What the task requires:
All the data should come back exactly as it was given.
## Start
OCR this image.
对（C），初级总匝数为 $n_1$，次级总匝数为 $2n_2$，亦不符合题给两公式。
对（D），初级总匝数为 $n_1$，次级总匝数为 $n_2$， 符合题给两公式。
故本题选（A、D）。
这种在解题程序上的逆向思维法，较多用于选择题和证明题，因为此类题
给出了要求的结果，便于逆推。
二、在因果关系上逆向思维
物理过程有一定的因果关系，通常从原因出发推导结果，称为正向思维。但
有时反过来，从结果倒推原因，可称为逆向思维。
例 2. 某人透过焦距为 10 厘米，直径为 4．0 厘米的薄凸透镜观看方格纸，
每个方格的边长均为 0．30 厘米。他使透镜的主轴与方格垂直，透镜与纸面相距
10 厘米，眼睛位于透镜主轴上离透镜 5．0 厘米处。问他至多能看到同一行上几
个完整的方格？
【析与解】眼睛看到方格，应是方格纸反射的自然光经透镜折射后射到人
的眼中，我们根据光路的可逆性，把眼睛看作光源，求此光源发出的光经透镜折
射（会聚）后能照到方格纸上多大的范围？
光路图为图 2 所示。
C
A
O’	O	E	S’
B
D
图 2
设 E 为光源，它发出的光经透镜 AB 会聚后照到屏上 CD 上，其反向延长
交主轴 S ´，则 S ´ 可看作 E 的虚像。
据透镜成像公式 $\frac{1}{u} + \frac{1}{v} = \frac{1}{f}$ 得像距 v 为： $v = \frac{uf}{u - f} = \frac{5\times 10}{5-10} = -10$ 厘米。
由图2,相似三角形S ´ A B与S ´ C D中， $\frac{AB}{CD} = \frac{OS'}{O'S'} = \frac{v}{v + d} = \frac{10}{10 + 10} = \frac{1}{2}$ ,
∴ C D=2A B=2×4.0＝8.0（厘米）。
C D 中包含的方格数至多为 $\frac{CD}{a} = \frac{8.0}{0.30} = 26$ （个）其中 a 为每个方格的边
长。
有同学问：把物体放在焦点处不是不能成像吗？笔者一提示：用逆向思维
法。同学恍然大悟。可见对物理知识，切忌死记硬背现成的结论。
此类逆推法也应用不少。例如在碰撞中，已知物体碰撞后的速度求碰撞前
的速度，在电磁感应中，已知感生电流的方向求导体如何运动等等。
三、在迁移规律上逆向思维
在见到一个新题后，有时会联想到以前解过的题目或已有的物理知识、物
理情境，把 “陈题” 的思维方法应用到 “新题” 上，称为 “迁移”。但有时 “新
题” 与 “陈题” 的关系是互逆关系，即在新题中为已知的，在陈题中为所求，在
## End
Output of the exercise:
OCR this image.
对（C），初级总匝数为 $n_1$，次级总匝数为 $2n_2$，亦不符合题给两公式。
对（D），初级总匝数为 $n_1$，次级总匝数为 $n_2$， 符合题给两公式。
故本题选（A、D）。
这种在解题程序上的逆向思维法，较多用于选择题和证明题，因为此类题
给出了要求的结果，便于逆推。
二、在因果关系上逆向思维
物理过程有一定的因果关系，通常从原因出发推导结果，称为正向思维。但
有时反过来，从结果倒推原因，可称为逆向思维。
例 2. 某人透过焦距为 10 厘米，直径为 4．0 厘米的薄凸透镜观看方格纸，
每个方格的边长均为 0．30 厘米。他使透镜的主轴与方格垂直，透镜与纸面相距
10 厘米，眼睛位于透镜主轴上离透镜 5．0 厘米处。问他至多能看到同一行上几
个完整的方格？
【析与解】眼睛看到方格，应是方格纸反射的自然光经透镜折射后射到人
的眼中，我们根据光路的可逆性，把眼睛看作光源，求此光源发出的光经透镜折
射（会聚）后能照到方格纸上多大的范围？
光路图为图 2 所示。
C
A
O’	O	E	S’
B
D
图 2
设 E 为光源，它发出的光经透镜 AB 会聚后照到屏上 CD 上，其反向延长
交主轴 S ´，则 S ´ 可看作 E 的虚像。
据透镜成像公式 $\frac{1}{u} + \frac{1}{v} = \frac{1}{f}$ 得像距 v 为： $v = \frac{uf}{u - f} = \frac{5\times 10}{5-10} = -10$ 厘米。
由图2,相似三角形S ´ A B与S ´ C D中， $\frac{AB}{CD} = \frac{OS'}{O'S'} = \frac{v}{v + d} = \frac{10}{10 + 10} = \frac{1}{2}$ ,
∴ C D=2A B=2×4.0＝8.0（厘米）。
C D 中包含的方格数至多为 $\frac{CD}{a} = \frac{8.0}{0.30} = 26$ （个）其中 a 为每个方格的边
长。
有同学问：把物体放在焦点处不是不能成像吗？笔者一提示：用逆向思维
法。同学恍然大悟。可见对物理知识，切忌死记硬背现成的结论。
此类逆推法也应用不少。例如在碰撞中，已知物体碰撞后的速度求碰撞前
的速度，在电磁感应中，已知感生电流的方向求导体如何运动等等。
三、在迁移规律上逆向思维
在见到一个新题后，有时会联想到以前解过的题目或已有的物理知识、物
理情境，把 “陈题” 的思维方法应用到 “新题” 上，称为 “迁移”。但有时 “新
题” 与 “陈题” 的关系是互逆关系，即在新题中为已知的，在陈题中为所求，在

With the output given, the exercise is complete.